Search the material for "chevron" and show all lines that contain it.
►
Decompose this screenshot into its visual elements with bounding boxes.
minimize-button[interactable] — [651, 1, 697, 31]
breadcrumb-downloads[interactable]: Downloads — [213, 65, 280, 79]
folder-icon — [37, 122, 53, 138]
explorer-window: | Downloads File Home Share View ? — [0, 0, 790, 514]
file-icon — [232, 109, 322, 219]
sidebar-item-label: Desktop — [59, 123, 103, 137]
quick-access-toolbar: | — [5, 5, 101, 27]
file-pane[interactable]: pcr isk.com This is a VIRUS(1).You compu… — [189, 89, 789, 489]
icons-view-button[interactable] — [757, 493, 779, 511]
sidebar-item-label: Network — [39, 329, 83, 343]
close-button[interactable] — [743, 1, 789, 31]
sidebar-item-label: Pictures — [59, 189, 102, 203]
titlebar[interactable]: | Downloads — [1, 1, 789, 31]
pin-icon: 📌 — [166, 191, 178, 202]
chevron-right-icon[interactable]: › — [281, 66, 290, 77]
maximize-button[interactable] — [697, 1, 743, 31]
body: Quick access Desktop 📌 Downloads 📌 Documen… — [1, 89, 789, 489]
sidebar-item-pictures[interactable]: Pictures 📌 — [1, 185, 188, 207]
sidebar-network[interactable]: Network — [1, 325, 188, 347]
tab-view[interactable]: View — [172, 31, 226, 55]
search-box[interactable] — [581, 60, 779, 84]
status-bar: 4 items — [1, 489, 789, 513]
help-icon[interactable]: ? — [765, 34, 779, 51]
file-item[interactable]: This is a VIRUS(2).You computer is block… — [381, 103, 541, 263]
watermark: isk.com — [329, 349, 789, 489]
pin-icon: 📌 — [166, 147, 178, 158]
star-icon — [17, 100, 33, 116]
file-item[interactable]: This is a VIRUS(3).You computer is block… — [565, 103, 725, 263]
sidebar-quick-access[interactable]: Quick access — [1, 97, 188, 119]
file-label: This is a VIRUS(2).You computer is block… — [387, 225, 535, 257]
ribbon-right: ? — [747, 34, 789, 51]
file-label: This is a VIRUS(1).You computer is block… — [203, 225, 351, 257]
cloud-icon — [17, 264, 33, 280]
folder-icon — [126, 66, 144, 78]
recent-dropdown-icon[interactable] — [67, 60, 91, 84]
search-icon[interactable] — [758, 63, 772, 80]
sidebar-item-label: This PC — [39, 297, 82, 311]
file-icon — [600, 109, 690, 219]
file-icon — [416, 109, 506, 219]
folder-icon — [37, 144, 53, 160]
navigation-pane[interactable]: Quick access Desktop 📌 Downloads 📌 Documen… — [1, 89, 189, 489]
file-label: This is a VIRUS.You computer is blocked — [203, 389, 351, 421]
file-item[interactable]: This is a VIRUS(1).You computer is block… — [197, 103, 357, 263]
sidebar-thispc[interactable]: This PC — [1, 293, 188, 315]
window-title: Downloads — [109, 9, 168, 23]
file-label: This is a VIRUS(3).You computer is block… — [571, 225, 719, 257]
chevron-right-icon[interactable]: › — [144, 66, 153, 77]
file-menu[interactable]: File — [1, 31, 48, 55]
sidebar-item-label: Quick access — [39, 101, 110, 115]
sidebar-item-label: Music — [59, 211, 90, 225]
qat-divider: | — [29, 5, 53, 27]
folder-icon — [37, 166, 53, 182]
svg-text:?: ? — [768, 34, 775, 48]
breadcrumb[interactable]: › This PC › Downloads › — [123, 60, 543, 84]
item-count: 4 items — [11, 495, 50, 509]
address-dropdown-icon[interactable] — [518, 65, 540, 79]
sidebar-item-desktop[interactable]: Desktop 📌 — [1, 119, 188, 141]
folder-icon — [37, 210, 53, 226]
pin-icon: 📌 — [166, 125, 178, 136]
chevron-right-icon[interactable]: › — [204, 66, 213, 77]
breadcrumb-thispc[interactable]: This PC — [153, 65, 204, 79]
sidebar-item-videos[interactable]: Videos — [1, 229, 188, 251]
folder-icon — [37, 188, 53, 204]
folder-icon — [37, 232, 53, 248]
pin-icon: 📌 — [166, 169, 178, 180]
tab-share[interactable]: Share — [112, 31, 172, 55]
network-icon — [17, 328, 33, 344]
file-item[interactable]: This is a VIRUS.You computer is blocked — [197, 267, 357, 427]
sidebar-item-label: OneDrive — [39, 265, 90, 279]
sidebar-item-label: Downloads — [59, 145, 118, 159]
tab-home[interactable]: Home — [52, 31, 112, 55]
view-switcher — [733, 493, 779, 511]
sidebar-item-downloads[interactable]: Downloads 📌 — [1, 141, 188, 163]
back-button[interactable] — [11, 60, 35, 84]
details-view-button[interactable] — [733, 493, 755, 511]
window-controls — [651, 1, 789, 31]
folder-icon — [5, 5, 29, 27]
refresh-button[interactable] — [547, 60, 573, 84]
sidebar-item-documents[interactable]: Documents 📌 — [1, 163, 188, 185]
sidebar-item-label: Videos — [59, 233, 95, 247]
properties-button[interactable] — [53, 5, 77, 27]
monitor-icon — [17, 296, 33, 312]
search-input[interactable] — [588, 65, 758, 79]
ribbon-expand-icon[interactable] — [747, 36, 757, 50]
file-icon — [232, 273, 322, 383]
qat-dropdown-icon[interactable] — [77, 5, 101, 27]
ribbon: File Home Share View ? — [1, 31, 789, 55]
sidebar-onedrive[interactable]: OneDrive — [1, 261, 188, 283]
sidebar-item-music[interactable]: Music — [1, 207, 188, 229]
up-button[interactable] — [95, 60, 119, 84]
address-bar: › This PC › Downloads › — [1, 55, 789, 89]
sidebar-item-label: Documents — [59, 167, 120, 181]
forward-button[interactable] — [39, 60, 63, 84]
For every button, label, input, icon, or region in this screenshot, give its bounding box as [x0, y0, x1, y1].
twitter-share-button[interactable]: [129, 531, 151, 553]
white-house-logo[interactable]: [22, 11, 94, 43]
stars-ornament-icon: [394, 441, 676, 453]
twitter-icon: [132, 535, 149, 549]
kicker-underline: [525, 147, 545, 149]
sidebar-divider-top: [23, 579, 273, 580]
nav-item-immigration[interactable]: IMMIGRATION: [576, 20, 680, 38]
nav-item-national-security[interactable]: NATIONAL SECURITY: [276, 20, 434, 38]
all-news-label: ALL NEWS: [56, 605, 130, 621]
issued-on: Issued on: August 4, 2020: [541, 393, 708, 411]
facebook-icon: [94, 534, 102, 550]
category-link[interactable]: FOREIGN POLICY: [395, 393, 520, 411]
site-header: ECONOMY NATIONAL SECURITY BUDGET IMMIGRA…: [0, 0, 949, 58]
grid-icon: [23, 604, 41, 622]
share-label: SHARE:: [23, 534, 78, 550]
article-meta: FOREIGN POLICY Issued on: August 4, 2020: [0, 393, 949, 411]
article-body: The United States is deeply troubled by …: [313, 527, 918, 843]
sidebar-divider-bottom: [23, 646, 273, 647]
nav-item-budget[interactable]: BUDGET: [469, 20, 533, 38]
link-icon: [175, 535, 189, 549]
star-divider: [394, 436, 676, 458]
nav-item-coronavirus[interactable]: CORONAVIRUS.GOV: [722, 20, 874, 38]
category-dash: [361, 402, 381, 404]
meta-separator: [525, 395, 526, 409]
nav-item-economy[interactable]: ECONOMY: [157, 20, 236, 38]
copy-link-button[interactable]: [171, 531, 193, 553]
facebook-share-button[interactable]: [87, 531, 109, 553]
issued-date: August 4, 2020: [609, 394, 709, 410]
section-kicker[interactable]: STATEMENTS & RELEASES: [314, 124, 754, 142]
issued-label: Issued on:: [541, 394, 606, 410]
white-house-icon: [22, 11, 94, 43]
◄
*OUTPUT FOR THIS EXERCISE*:
chevron-right-icon[interactable]: › — [281, 66, 290, 77]
chevron-right-icon[interactable]: › — [144, 66, 153, 77]
chevron-right-icon[interactable]: › — [204, 66, 213, 77]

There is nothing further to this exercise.